» **Task directions**
Identify and pull out each line of the entries in which "response" occurs.

[Records that describe figures]
+ + +

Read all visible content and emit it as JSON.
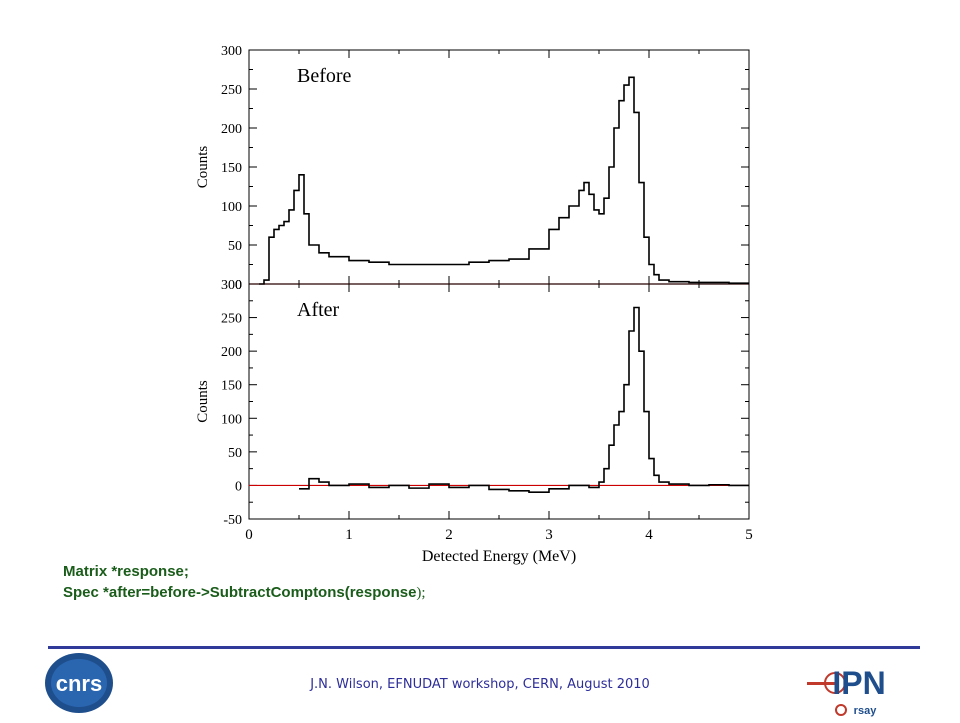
{
  "chart_data": [
    {
      "type": "line",
      "panel_label": "Before",
      "ylabel": "Counts",
      "xlim": [
        0,
        5
      ],
      "ylim": [
        0,
        300
      ],
      "yticks": [
        0,
        50,
        100,
        150,
        200,
        250,
        300
      ],
      "baseline_y": 0,
      "baseline_color": "#cc0000",
      "series_color": "#000000",
      "x": [
        0.1,
        0.15,
        0.2,
        0.25,
        0.3,
        0.35,
        0.4,
        0.45,
        0.5,
        0.55,
        0.6,
        0.7,
        0.8,
        1.0,
        1.2,
        1.4,
        1.6,
        1.8,
        2.0,
        2.2,
        2.4,
        2.6,
        2.8,
        3.0,
        3.1,
        3.2,
        3.3,
        3.35,
        3.4,
        3.45,
        3.5,
        3.55,
        3.6,
        3.65,
        3.7,
        3.75,
        3.8,
        3.85,
        3.9,
        3.95,
        4.0,
        4.05,
        4.1,
        4.2,
        4.4,
        4.6,
        4.8,
        5.0
      ],
      "y": [
        0,
        5,
        60,
        70,
        75,
        80,
        95,
        120,
        140,
        90,
        50,
        40,
        35,
        30,
        28,
        25,
        25,
        25,
        25,
        28,
        30,
        32,
        45,
        70,
        85,
        100,
        120,
        130,
        115,
        95,
        90,
        110,
        150,
        200,
        235,
        255,
        265,
        220,
        130,
        60,
        25,
        12,
        5,
        3,
        2,
        2,
        1,
        1
      ]
    },
    {
      "type": "line",
      "panel_label": "After",
      "ylabel": "Counts",
      "xlabel": "Detected Energy (MeV)",
      "xlim": [
        0,
        5
      ],
      "ylim": [
        -50,
        300
      ],
      "yticks": [
        -50,
        0,
        50,
        100,
        150,
        200,
        250,
        300
      ],
      "xticks": [
        0,
        1,
        2,
        3,
        4,
        5
      ],
      "baseline_y": 0,
      "baseline_color": "#cc0000",
      "series_color": "#000000",
      "x": [
        0.5,
        0.6,
        0.7,
        0.8,
        1.0,
        1.2,
        1.4,
        1.6,
        1.8,
        2.0,
        2.2,
        2.4,
        2.6,
        2.8,
        3.0,
        3.2,
        3.4,
        3.5,
        3.55,
        3.6,
        3.65,
        3.7,
        3.75,
        3.8,
        3.85,
        3.9,
        3.95,
        4.0,
        4.05,
        4.1,
        4.2,
        4.4,
        4.6,
        4.8,
        5.0
      ],
      "y": [
        -5,
        10,
        5,
        0,
        2,
        -3,
        0,
        -4,
        2,
        -3,
        0,
        -6,
        -8,
        -10,
        -5,
        0,
        -3,
        5,
        25,
        60,
        90,
        110,
        150,
        230,
        265,
        200,
        110,
        40,
        15,
        5,
        2,
        0,
        1,
        0,
        0
      ]
    }
  ],
  "code": {
    "line1": "Matrix *response;",
    "line2": "Spec *after=before->SubtractComptons(response",
    "line2_tail": ");"
  },
  "footer": {
    "text": "J.N. Wilson,  EFNUDAT workshop, CERN, August 2010"
  },
  "logos": {
    "left": {
      "icon": "cnrs-logo",
      "text": "cnrs",
      "color": "#1f4e8c"
    },
    "right": {
      "icon": "ipn-orsay-logo",
      "text_top": "IPN",
      "text_bottom": "rsay",
      "color": "#1f4e8c",
      "accent": "#c0392b"
    }
  }
}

+ + +

» **Finished task**
    "line1": "Matrix *response;",
    "line2": "Spec *after=before->SubtractComptons(response",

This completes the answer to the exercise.